::: RECORDS FOR THIS TASK :::

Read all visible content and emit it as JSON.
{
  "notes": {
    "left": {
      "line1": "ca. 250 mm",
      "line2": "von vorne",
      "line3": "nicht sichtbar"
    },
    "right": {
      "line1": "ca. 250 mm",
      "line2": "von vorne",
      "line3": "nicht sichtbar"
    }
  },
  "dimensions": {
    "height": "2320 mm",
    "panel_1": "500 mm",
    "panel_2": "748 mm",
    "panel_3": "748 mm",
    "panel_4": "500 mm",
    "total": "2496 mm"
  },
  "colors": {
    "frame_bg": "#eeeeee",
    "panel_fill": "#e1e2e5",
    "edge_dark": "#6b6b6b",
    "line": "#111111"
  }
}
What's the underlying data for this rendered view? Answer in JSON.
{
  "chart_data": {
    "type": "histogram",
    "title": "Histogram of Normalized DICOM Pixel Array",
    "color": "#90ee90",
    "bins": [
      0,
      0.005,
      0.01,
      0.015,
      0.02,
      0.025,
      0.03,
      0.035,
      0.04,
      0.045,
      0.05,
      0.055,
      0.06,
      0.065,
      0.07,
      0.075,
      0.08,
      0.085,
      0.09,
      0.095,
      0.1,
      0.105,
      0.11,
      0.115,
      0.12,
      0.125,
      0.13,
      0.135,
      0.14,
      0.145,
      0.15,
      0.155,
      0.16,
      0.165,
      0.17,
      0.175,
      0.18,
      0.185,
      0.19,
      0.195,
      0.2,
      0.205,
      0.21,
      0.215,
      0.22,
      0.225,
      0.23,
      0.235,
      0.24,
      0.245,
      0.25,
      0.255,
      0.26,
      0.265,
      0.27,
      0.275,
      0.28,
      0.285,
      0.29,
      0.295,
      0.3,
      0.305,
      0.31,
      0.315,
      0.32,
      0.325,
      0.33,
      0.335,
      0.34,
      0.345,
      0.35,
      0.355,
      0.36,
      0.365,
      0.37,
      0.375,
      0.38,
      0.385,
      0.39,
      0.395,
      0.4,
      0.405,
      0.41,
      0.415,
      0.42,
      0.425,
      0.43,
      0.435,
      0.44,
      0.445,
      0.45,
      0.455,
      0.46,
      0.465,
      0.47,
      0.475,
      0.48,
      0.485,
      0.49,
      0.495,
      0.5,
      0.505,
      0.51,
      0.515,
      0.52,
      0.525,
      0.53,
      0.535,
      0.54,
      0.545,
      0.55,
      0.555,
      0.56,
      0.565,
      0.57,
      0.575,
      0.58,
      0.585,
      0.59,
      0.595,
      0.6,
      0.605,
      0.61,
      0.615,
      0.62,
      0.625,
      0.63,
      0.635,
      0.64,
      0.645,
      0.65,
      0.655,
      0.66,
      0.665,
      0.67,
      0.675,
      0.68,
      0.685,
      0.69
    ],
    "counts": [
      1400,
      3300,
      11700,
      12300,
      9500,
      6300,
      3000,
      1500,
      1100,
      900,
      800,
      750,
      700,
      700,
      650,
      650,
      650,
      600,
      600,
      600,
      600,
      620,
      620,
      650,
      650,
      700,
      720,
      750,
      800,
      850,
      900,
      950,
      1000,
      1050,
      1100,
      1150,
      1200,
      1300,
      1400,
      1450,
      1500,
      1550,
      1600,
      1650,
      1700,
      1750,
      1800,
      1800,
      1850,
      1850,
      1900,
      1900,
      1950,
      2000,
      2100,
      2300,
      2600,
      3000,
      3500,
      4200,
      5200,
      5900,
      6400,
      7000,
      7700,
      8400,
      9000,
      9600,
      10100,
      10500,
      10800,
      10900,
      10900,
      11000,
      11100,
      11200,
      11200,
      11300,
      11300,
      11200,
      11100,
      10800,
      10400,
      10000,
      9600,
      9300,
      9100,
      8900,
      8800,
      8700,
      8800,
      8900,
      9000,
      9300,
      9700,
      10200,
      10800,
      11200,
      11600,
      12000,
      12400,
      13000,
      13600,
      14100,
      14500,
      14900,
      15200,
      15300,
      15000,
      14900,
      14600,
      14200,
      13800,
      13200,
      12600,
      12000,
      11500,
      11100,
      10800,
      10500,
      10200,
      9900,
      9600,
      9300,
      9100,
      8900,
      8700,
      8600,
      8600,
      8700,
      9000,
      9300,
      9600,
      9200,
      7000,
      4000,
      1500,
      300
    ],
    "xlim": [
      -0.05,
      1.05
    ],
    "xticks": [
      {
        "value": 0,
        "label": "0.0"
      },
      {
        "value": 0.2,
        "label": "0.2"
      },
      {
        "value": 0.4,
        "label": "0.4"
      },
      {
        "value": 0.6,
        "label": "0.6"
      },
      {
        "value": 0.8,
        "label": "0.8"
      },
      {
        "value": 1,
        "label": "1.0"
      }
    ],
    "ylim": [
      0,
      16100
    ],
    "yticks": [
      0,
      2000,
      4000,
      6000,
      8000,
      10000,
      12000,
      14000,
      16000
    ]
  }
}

:::

GIVEN INSTRUCTION » Write out the whole listing again, exactly as it stands.

FULL SOLUTION »
Read all visible content and emit it as JSON.
{
  "notes": {
    "left": {
      "line1": "ca. 250 mm",
      "line2": "von vorne",
      "line3": "nicht sichtbar"
    },
    "right": {
      "line1": "ca. 250 mm",
      "line2": "von vorne",
      "line3": "nicht sichtbar"
    }
  },
  "dimensions": {
    "height": "2320 mm",
    "panel_1": "500 mm",
    "panel_2": "748 mm",
    "panel_3": "748 mm",
    "panel_4": "500 mm",
    "total": "2496 mm"
  },
  "colors": {
    "frame_bg": "#eeeeee",
    "panel_fill": "#e1e2e5",
    "edge_dark": "#6b6b6b",
    "line": "#111111"
  }
}
What's the underlying data for this rendered view? Answer in JSON.
{
  "chart_data": {
    "type": "histogram",
    "title": "Histogram of Normalized DICOM Pixel Array",
    "color": "#90ee90",
    "bins": [
      0,
      0.005,
      0.01,
      0.015,
      0.02,
      0.025,
      0.03,
      0.035,
      0.04,
      0.045,
      0.05,
      0.055,
      0.06,
      0.065,
      0.07,
      0.075,
      0.08,
      0.085,
      0.09,
      0.095,
      0.1,
      0.105,
      0.11,
      0.115,
      0.12,
      0.125,
      0.13,
      0.135,
      0.14,
      0.145,
      0.15,
      0.155,
      0.16,
      0.165,
      0.17,
      0.175,
      0.18,
      0.185,
      0.19,
      0.195,
      0.2,
      0.205,
      0.21,
      0.215,
      0.22,
      0.225,
      0.23,
      0.235,
      0.24,
      0.245,
      0.25,
      0.255,
      0.26,
      0.265,
      0.27,
      0.275,
      0.28,
      0.285,
      0.29,
      0.295,
      0.3,
      0.305,
      0.31,
      0.315,
      0.32,
      0.325,
      0.33,
      0.335,
      0.34,
      0.345,
      0.35,
      0.355,
      0.36,
      0.365,
      0.37,
      0.375,
      0.38,
      0.385,
      0.39,
      0.395,
      0.4,
      0.405,
      0.41,
      0.415,
      0.42,
      0.425,
      0.43,
      0.435,
      0.44,
      0.445,
      0.45,
      0.455,
      0.46,
      0.465,
      0.47,
      0.475,
      0.48,
      0.485,
      0.49,
      0.495,
      0.5,
      0.505,
      0.51,
      0.515,
      0.52,
      0.525,
      0.53,
      0.535,
      0.54,
      0.545,
      0.55,
      0.555,
      0.56,
      0.565,
      0.57,
      0.575,
      0.58,
      0.585,
      0.59,
      0.595,
      0.6,
      0.605,
      0.61,
      0.615,
      0.62,
      0.625,
      0.63,
      0.635,
      0.64,
      0.645,
      0.65,
      0.655,
      0.66,
      0.665,
      0.67,
      0.675,
      0.68,
      0.685,
      0.69
    ],
    "counts": [
      1400,
      3300,
      11700,
      12300,
      9500,
      6300,
      3000,
      1500,
      1100,
      900,
      800,
      750,
      700,
      700,
      650,
      650,
      650,
      600,
      600,
      600,
      600,
      620,
      620,
      650,
      650,
      700,
      720,
      750,
      800,
      850,
      900,
      950,
      1000,
      1050,
      1100,
      1150,
      1200,
      1300,
      1400,
      1450,
      1500,
      1550,
      1600,
      1650,
      1700,
      1750,
      1800,
      1800,
      1850,
      1850,
      1900,
      1900,
      1950,
      2000,
      2100,
      2300,
      2600,
      3000,
      3500,
      4200,
      5200,
      5900,
      6400,
      7000,
      7700,
      8400,
      9000,
      9600,
      10100,
      10500,
      10800,
      10900,
      10900,
      11000,
      11100,
      11200,
      11200,
      11300,
      11300,
      11200,
      11100,
      10800,
      10400,
      10000,
      9600,
      9300,
      9100,
      8900,
      8800,
      8700,
      8800,
      8900,
      9000,
      9300,
      9700,
      10200,
      10800,
      11200,
      11600,
      12000,
      12400,
      13000,
      13600,
      14100,
      14500,
      14900,
      15200,
      15300,
      15000,
      14900,
      14600,
      14200,
      13800,
      13200,
      12600,
      12000,
      11500,
      11100,
      10800,
      10500,
      10200,
      9900,
      9600,
      9300,
      9100,
      8900,
      8700,
      8600,
      8600,
      8700,
      9000,
      9300,
      9600,
      9200,
      7000,
      4000,
      1500,
      300
    ],
    "xlim": [
      -0.05,
      1.05
    ],
    "xticks": [
      {
        "value": 0,
        "label": "0.0"
      },
      {
        "value": 0.2,
        "label": "0.2"
      },
      {
        "value": 0.4,
        "label": "0.4"
      },
      {
        "value": 0.6,
        "label": "0.6"
      },
      {
        "value": 0.8,
        "label": "0.8"
      },
      {
        "value": 1,
        "label": "1.0"
      }
    ],
    "ylim": [
      0,
      16100
    ],
    "yticks": [
      0,
      2000,
      4000,
      6000,
      8000,
      10000,
      12000,
      14000,
      16000
    ]
  }
}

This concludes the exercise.